Written problem: Exactly how many lines have the word "JSON"? Answer with the bare number.

Information supplied:
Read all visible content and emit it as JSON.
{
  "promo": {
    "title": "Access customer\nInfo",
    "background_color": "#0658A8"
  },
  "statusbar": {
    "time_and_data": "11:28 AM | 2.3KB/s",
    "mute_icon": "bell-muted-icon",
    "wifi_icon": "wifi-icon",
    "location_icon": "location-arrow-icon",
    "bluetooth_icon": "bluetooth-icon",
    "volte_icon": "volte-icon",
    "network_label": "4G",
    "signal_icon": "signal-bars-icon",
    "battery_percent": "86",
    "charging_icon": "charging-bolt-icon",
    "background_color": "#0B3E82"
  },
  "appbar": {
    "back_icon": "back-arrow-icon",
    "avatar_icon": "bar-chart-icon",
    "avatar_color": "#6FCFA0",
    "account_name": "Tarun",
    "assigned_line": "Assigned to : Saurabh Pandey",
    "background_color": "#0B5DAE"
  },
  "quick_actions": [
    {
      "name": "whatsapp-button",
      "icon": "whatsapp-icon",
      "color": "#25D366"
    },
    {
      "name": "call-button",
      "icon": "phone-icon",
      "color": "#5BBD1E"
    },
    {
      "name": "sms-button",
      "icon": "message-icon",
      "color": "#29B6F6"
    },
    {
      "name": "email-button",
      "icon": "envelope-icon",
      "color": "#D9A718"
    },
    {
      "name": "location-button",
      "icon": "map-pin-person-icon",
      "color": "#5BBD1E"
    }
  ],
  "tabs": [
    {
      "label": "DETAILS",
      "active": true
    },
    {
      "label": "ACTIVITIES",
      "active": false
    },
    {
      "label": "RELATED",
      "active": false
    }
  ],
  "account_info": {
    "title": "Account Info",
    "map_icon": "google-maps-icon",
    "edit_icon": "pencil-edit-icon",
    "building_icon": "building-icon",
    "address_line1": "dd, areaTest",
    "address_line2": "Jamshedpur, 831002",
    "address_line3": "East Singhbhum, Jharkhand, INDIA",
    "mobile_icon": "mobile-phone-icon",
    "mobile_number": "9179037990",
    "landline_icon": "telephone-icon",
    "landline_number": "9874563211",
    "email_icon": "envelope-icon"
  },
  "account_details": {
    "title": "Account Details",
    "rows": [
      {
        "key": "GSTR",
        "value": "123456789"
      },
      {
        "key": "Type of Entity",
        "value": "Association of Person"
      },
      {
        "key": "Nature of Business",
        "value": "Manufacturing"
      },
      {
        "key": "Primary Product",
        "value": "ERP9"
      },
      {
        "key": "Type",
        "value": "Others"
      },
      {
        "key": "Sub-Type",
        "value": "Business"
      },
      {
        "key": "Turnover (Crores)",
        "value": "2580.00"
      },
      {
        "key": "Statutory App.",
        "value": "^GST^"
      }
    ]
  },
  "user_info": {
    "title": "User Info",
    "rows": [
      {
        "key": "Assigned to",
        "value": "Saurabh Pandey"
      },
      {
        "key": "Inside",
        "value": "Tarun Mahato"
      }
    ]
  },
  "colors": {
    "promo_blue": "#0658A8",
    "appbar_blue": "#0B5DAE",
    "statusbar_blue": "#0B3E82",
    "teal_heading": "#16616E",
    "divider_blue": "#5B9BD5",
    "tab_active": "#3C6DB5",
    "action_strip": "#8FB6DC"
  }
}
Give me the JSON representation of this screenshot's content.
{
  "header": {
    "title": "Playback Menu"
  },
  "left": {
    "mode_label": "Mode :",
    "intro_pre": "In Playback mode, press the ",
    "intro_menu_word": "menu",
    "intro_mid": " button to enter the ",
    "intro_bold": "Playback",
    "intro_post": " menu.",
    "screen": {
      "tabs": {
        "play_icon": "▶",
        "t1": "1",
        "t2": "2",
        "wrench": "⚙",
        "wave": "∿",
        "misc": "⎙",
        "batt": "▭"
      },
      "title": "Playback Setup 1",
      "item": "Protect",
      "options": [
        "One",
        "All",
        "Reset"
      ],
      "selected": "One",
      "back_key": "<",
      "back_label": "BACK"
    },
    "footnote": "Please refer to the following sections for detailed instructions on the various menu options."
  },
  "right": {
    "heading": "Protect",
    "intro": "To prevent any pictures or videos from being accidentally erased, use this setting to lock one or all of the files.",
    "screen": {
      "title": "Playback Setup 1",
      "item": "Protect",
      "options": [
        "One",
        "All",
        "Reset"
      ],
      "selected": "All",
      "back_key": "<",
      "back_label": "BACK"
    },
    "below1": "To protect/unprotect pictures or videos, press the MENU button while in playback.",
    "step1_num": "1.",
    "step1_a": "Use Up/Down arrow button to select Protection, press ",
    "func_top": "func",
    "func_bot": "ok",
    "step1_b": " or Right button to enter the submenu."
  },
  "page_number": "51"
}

The reply: 2